◆ **Records provided**:
::::::::::

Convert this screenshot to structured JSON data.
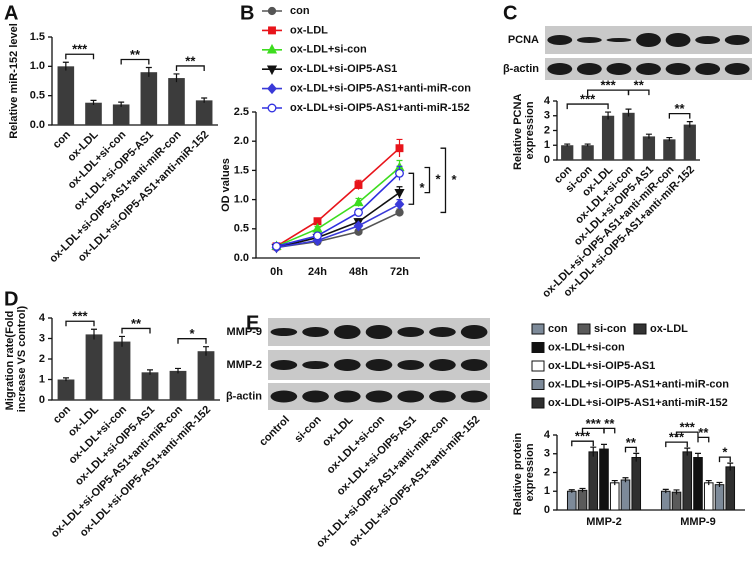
{
  "chart_data": [
    {
      "panel": "A",
      "type": "bar",
      "y_label": "Relative miR-152 level",
      "categories": [
        "con",
        "ox-LDL",
        "ox-LDL+si-con",
        "ox-LDL+si-OIP5-AS1",
        "ox-LDL+si-OIP5-AS1+anti-miR-con",
        "ox-LDL+si-OIP5-AS1+anti-miR-152"
      ],
      "values": [
        1.0,
        0.38,
        0.35,
        0.9,
        0.8,
        0.42
      ],
      "errors": [
        0.07,
        0.04,
        0.04,
        0.08,
        0.07,
        0.04
      ],
      "color": "#3c3c3c",
      "ylim": [
        0,
        1.5
      ],
      "yticks": [
        {
          "value": 0,
          "label": "0.0"
        },
        0.5,
        {
          "value": 1,
          "label": "1.0"
        },
        1.5
      ],
      "brackets": [
        {
          "between": [
            0,
            1
          ],
          "label": "***"
        },
        {
          "between": [
            2,
            3
          ],
          "label": "**"
        },
        {
          "between": [
            4,
            5
          ],
          "label": "**"
        }
      ]
    },
    {
      "panel": "B",
      "type": "line",
      "y_label": "OD values",
      "categories": [
        "0h",
        "24h",
        "48h",
        "72h"
      ],
      "series": [
        {
          "name": "con",
          "color": "#555555",
          "marker": "circle",
          "values": [
            0.18,
            0.28,
            0.45,
            0.78
          ],
          "errors": [
            0.02,
            0.03,
            0.03,
            0.06
          ]
        },
        {
          "name": "ox-LDL",
          "color": "#e8141b",
          "marker": "square",
          "values": [
            0.2,
            0.63,
            1.25,
            1.88
          ],
          "errors": [
            0.02,
            0.04,
            0.08,
            0.15
          ]
        },
        {
          "name": "ox-LDL+si-con",
          "color": "#3ddc1f",
          "marker": "triangle",
          "values": [
            0.2,
            0.5,
            0.95,
            1.55
          ],
          "errors": [
            0.02,
            0.04,
            0.07,
            0.12
          ]
        },
        {
          "name": "ox-LDL+si-OIP5-AS1",
          "color": "#111111",
          "marker": "triangle-down",
          "values": [
            0.18,
            0.35,
            0.62,
            1.12
          ],
          "errors": [
            0.02,
            0.03,
            0.05,
            0.1
          ]
        },
        {
          "name": "ox-LDL+si-OIP5-AS1+anti-miR-con",
          "color": "#3a3ad8",
          "marker": "diamond",
          "values": [
            0.18,
            0.3,
            0.55,
            0.92
          ],
          "errors": [
            0.02,
            0.03,
            0.04,
            0.08
          ]
        },
        {
          "name": "ox-LDL+si-OIP5-AS1+anti-miR-152",
          "color": "#3030e0",
          "marker": "open-circle",
          "values": [
            0.2,
            0.38,
            0.78,
            1.45
          ],
          "errors": [
            0.02,
            0.03,
            0.06,
            0.12
          ]
        }
      ],
      "ylim": [
        0,
        2.5
      ],
      "yticks": [
        {
          "value": 0,
          "label": "0.0"
        },
        0.5,
        {
          "value": 1,
          "label": "1.0"
        },
        1.5,
        {
          "value": 2,
          "label": "2.0"
        },
        2.5
      ],
      "brackets": [
        {
          "between": [
            4,
            5
          ],
          "label": "*"
        },
        {
          "between": [
            2,
            3
          ],
          "label": "*"
        },
        {
          "between": [
            0,
            1
          ],
          "label": "*"
        }
      ]
    },
    {
      "panel": "C",
      "type": "bar",
      "y_label": "Relative PCNA expression",
      "blot_labels": [
        "PCNA",
        "β-actin"
      ],
      "categories": [
        "con",
        "si-con",
        "ox-LDL",
        "ox-LDL+si-con",
        "ox-LDL+si-OIP5-AS1",
        "ox-LDL+si-OIP5-AS1+anti-miR-con",
        "ox-LDL+si-OIP5-AS1+anti-miR-152"
      ],
      "values": [
        1.0,
        1.0,
        3.0,
        3.2,
        1.6,
        1.4,
        2.4
      ],
      "errors": [
        0.08,
        0.08,
        0.25,
        0.25,
        0.15,
        0.12,
        0.2
      ],
      "color": "#3c3c3c",
      "ylim": [
        0,
        4
      ],
      "yticks": [
        0,
        1,
        2,
        3,
        4
      ],
      "brackets": [
        {
          "between": [
            0,
            2
          ],
          "label": "***"
        },
        {
          "between": [
            1,
            3
          ],
          "label": "***"
        },
        {
          "between": [
            3,
            4
          ],
          "label": "**"
        },
        {
          "between": [
            5,
            6
          ],
          "label": "**"
        }
      ]
    },
    {
      "panel": "D",
      "type": "bar",
      "y_label": "Migration rate(Fold increase VS control)",
      "categories": [
        "con",
        "ox-LDL",
        "ox-LDL+si-con",
        "ox-LDL+si-OIP5-AS1",
        "ox-LDL+si-OIP5-AS1+anti-miR-con",
        "ox-LDL+si-OIP5-AS1+anti-miR-152"
      ],
      "values": [
        1.0,
        3.2,
        2.85,
        1.35,
        1.42,
        2.38
      ],
      "errors": [
        0.08,
        0.25,
        0.25,
        0.12,
        0.12,
        0.22
      ],
      "color": "#3c3c3c",
      "ylim": [
        0,
        4
      ],
      "yticks": [
        0,
        1,
        2,
        3,
        4
      ],
      "brackets": [
        {
          "between": [
            0,
            1
          ],
          "label": "***"
        },
        {
          "between": [
            2,
            3
          ],
          "label": "**"
        },
        {
          "between": [
            4,
            5
          ],
          "label": "*"
        }
      ]
    },
    {
      "panel": "E",
      "type": "bar",
      "y_label": "Relative protein expression",
      "blot_labels": [
        "MMP-9",
        "MMP-2",
        "β-actin"
      ],
      "lanes": [
        "control",
        "si-con",
        "ox-LDL",
        "ox-LDL+si-con",
        "ox-LDL+si-OIP5-AS1",
        "ox-LDL+si-OIP5-AS1+anti-miR-con",
        "ox-LDL+si-OIP5-AS1+anti-miR-152"
      ],
      "categories": [
        "MMP-2",
        "MMP-9"
      ],
      "series": [
        {
          "name": "con",
          "color": "#7d8a99",
          "values": [
            1.0,
            1.0
          ],
          "errors": [
            0.08,
            0.1
          ]
        },
        {
          "name": "si-con",
          "color": "#5a5a5a",
          "values": [
            1.05,
            0.95
          ],
          "errors": [
            0.1,
            0.12
          ]
        },
        {
          "name": "ox-LDL",
          "color": "#333333",
          "values": [
            3.1,
            3.1
          ],
          "errors": [
            0.25,
            0.2
          ]
        },
        {
          "name": "ox-LDL+si-con",
          "color": "#111111",
          "values": [
            3.25,
            2.8
          ],
          "errors": [
            0.25,
            0.22
          ]
        },
        {
          "name": "ox-LDL+si-OIP5-AS1",
          "color": "#ffffff",
          "values": [
            1.45,
            1.45
          ],
          "errors": [
            0.12,
            0.12
          ]
        },
        {
          "name": "ox-LDL+si-OIP5-AS1+anti-miR-con",
          "color": "#7d8a99",
          "values": [
            1.6,
            1.35
          ],
          "errors": [
            0.12,
            0.12
          ]
        },
        {
          "name": "ox-LDL+si-OIP5-AS1+anti-miR-152",
          "color": "#2f2f2f",
          "values": [
            2.8,
            2.3
          ],
          "errors": [
            0.22,
            0.2
          ]
        }
      ],
      "ylim": [
        0,
        4
      ],
      "yticks": [
        0,
        1,
        2,
        3,
        4
      ],
      "brackets": [
        {
          "category": 0,
          "between": [
            0,
            2
          ],
          "label": "***"
        },
        {
          "category": 0,
          "between": [
            1,
            3
          ],
          "label": "***"
        },
        {
          "category": 0,
          "between": [
            3,
            4
          ],
          "label": "**"
        },
        {
          "category": 0,
          "between": [
            5,
            6
          ],
          "label": "**"
        },
        {
          "category": 1,
          "between": [
            0,
            2
          ],
          "label": "***"
        },
        {
          "category": 1,
          "between": [
            1,
            3
          ],
          "label": "***"
        },
        {
          "category": 1,
          "between": [
            3,
            4
          ],
          "label": "**"
        },
        {
          "category": 1,
          "between": [
            5,
            6
          ],
          "label": "*"
        }
      ]
    }
  ]
}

::::::::::

◆ **What to produce**: Where a line of the listing holds "Relative", show that line.

◆ **Expected output**:
      "y_label": "Relative miR-152 level",
      "y_label": "Relative PCNA expression",
      "y_label": "Relative protein expression",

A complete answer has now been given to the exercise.